**TEXT EXCERPT**
━━━━━━━━━━━━━━━━

Hopes for Season Four
1. No more Hong Kong and a better, more integrated flash back story.
2. More backstory on Felicity and Dig: Felicity’s dad, Dig’s brother
3. Rebuilding Team Arrow: reconciling Oliver and Dig, bringing Oliver and Felicity back in, stronger integration of Laurel and Captain Lance, and Thea right in the thick of things. This shouldn’t be immediate. I want to see them work on it!
4. Oliver and Felicity as a couple: I am so definitely over their mutual pining. Let’s see how they actually work as a couple and how they can balance their commitment to each other with their commitment to the team and the city.
5. Seeing Laurel not in mourning: Every season she has been grieving. In season one, even though it was five years earlier, Oliver’s reappearance in her life caused her grief to resurface and she was finally able to deal with some of those feelings of pain and grief and guilt. Then in Season Two, Tommy had just died and we saw her decent into alcoholism and addiction as she grieved his loss. Then early in Season Three, Sara died again. And Laurel had to mourn her all over again. Let’s have a season where Laurel is happy. Where she’s not grieving.

━━━━━━━━━━━━━━━━

**WHAT IS ASKED**
1. In the season-four wish list, why does the writer want a season where Laurel is not in mourning? Answer in one to three sentences.
2. Rewrite the part of the season-four wish list that opens with the words containing "Hopes for Season" and closes with "work on it!", swapping "Hong Kong" for "Lian Yu".
3. Turn the item of the season-four wish list that begins "3. Rebuilding Team Arrow" into a short bulleted list that keeps its main points.
The material that comes after this text has no connection to it.

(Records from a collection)
━━━━━━━━━━━━━━━━

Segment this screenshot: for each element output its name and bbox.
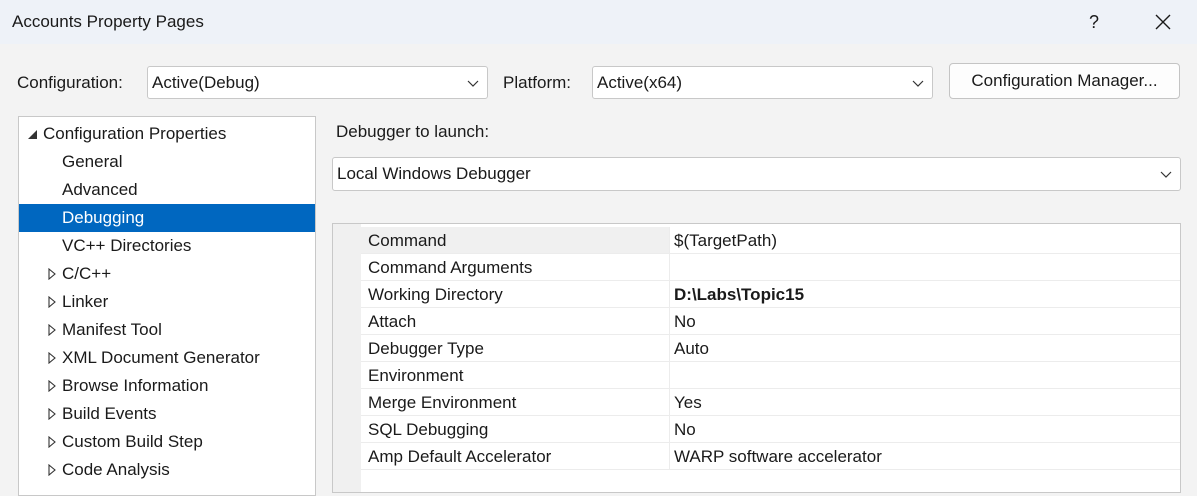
property-name-cell[interactable]: Working Directory — [361, 281, 670, 307]
property-tree: Configuration Properties General Advance… — [18, 116, 316, 496]
property-value[interactable]: No — [674, 312, 696, 332]
tree-item-linker[interactable]: Linker — [19, 288, 315, 316]
property-name-cell[interactable]: SQL Debugging — [361, 416, 670, 442]
property-row-working-directory[interactable]: Working Directory D:\Labs\Topic15 — [361, 281, 1180, 308]
property-name: Command Arguments — [368, 258, 533, 277]
property-name: SQL Debugging — [368, 420, 489, 439]
configuration-value: Active(Debug) — [152, 73, 260, 92]
tree-item-label: Advanced — [62, 180, 138, 199]
tree-item-code-analysis[interactable]: Code Analysis — [19, 456, 315, 484]
tree-item-label: Build Events — [62, 404, 157, 423]
tree-item-label: Code Analysis — [62, 460, 170, 479]
property-name: Debugger Type — [368, 339, 484, 358]
property-row-command[interactable]: Command $(TargetPath) — [361, 227, 1180, 254]
property-name: Amp Default Accelerator — [368, 447, 552, 466]
tree-item-manifest-tool[interactable]: Manifest Tool — [19, 316, 315, 344]
tree-item-debugging[interactable]: Debugging — [19, 204, 315, 232]
configuration-manager-button[interactable]: Configuration Manager... — [949, 63, 1180, 99]
close-button[interactable] — [1146, 6, 1180, 38]
property-name-cell[interactable]: Attach — [361, 308, 670, 334]
chevron-down-icon — [467, 80, 479, 87]
debugger-to-launch-label: Debugger to launch: — [336, 122, 490, 141]
tree-item-general[interactable]: General — [19, 148, 315, 176]
property-row-amp-default-accelerator[interactable]: Amp Default Accelerator WARP software ac… — [361, 443, 1180, 470]
grid-gutter — [333, 224, 361, 492]
tree-item-label: XML Document Generator — [62, 348, 260, 367]
property-name-cell[interactable]: Command Arguments — [361, 254, 670, 280]
property-row-sql-debugging[interactable]: SQL Debugging No — [361, 416, 1180, 443]
window-title: Accounts Property Pages — [12, 12, 204, 31]
collapsed-arrow-icon[interactable] — [46, 352, 58, 364]
chevron-down-icon — [1160, 171, 1172, 178]
tree-item-label: General — [62, 152, 123, 171]
tree-item-label: VC++ Directories — [62, 236, 192, 255]
collapsed-arrow-icon[interactable] — [46, 296, 58, 308]
collapsed-arrow-icon[interactable] — [46, 408, 58, 420]
property-grid: Command $(TargetPath) Command Arguments … — [332, 223, 1181, 493]
tree-item-build-events[interactable]: Build Events — [19, 400, 315, 428]
tree-item-xml-document-generator[interactable]: XML Document Generator — [19, 344, 315, 372]
property-name: Attach — [368, 312, 417, 331]
configuration-dropdown[interactable]: Active(Debug) — [147, 66, 488, 99]
tree-item-label: Debugging — [62, 208, 145, 227]
tree-item-vcpp-directories[interactable]: VC++ Directories — [19, 232, 315, 260]
close-icon — [1155, 14, 1171, 30]
tree-item-label: Configuration Properties — [43, 124, 227, 143]
property-row-debugger-type[interactable]: Debugger Type Auto — [361, 335, 1180, 362]
debugger-dropdown[interactable]: Local Windows Debugger — [332, 157, 1181, 191]
tree-item-c-cpp[interactable]: C/C++ — [19, 260, 315, 288]
tree-item-advanced[interactable]: Advanced — [19, 176, 315, 204]
collapsed-arrow-icon[interactable] — [46, 324, 58, 336]
property-value[interactable]: WARP software accelerator — [674, 447, 882, 467]
property-name: Environment — [368, 366, 464, 385]
tree-item-label: C/C++ — [62, 264, 112, 283]
property-value[interactable]: Auto — [674, 339, 709, 359]
collapsed-arrow-icon[interactable] — [46, 268, 58, 280]
tree-item-browse-information[interactable]: Browse Information — [19, 372, 315, 400]
property-name: Merge Environment — [368, 393, 517, 412]
property-name: Command — [368, 231, 447, 250]
property-value[interactable]: Yes — [674, 393, 702, 413]
tree-item-label: Linker — [62, 292, 109, 311]
property-row-merge-environment[interactable]: Merge Environment Yes — [361, 389, 1180, 416]
platform-dropdown[interactable]: Active(x64) — [592, 66, 933, 99]
help-button[interactable]: ? — [1078, 6, 1110, 38]
tree-item-label: Manifest Tool — [62, 320, 162, 339]
expanded-arrow-icon[interactable] — [26, 128, 38, 140]
property-value[interactable]: D:\Labs\Topic15 — [674, 285, 804, 305]
platform-label: Platform: — [503, 73, 572, 92]
collapsed-arrow-icon[interactable] — [46, 464, 58, 476]
property-row-command-arguments[interactable]: Command Arguments — [361, 254, 1180, 281]
property-name-cell[interactable]: Environment — [361, 362, 670, 388]
property-name-cell[interactable]: Amp Default Accelerator — [361, 443, 670, 469]
property-value[interactable]: $(TargetPath) — [674, 231, 777, 251]
property-value[interactable]: No — [674, 420, 696, 440]
tree-item-configuration-properties[interactable]: Configuration Properties — [19, 120, 315, 148]
configuration-label: Configuration: — [17, 73, 123, 92]
collapsed-arrow-icon[interactable] — [46, 380, 58, 392]
property-name-cell[interactable]: Debugger Type — [361, 335, 670, 361]
property-row-attach[interactable]: Attach No — [361, 308, 1180, 335]
collapsed-arrow-icon[interactable] — [46, 436, 58, 448]
property-row-environment[interactable]: Environment — [361, 362, 1180, 389]
tree-item-label: Browse Information — [62, 376, 209, 395]
chevron-down-icon — [912, 80, 924, 87]
property-name-cell[interactable]: Merge Environment — [361, 389, 670, 415]
tree-item-label: Custom Build Step — [62, 432, 203, 451]
debugger-value: Local Windows Debugger — [337, 164, 531, 183]
platform-value: Active(x64) — [597, 73, 683, 92]
property-name: Working Directory — [368, 285, 503, 304]
property-name-cell[interactable]: Command — [361, 227, 670, 253]
tree-item-custom-build-step[interactable]: Custom Build Step — [19, 428, 315, 456]
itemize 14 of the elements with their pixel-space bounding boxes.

━━━━━━━━━━━━━━━━

**RESPONSES FOR EACH TASK**
1. Laurel has been grieving in every season. In season one, Oliver's return brought her grief back. In season two, she mourned Tommy and fell into alcoholism and addiction, and early in season three she had to mourn Sara all over again.

2.
Hopes for Season Four
1. No more Lian Yu and a better, more integrated flash back story.
2. More backstory on Felicity and Dig: Felicity’s dad, Dig’s brother
3. Rebuilding Team Arrow: reconciling Oliver and Dig, bringing Oliver and Felicity back in, stronger integration of Laurel and Captain Lance, and Thea right in the thick of things. This shouldn’t be immediate. I want to see them work on it!

3.
- Reconcile Oliver and Dig
- Bring Oliver and Felicity back in
- Integrate Laurel and Captain Lance more strongly
- Put Thea right in the thick of things
- Let the rebuilding take time, with the team seen working on it rather than fixing things immediately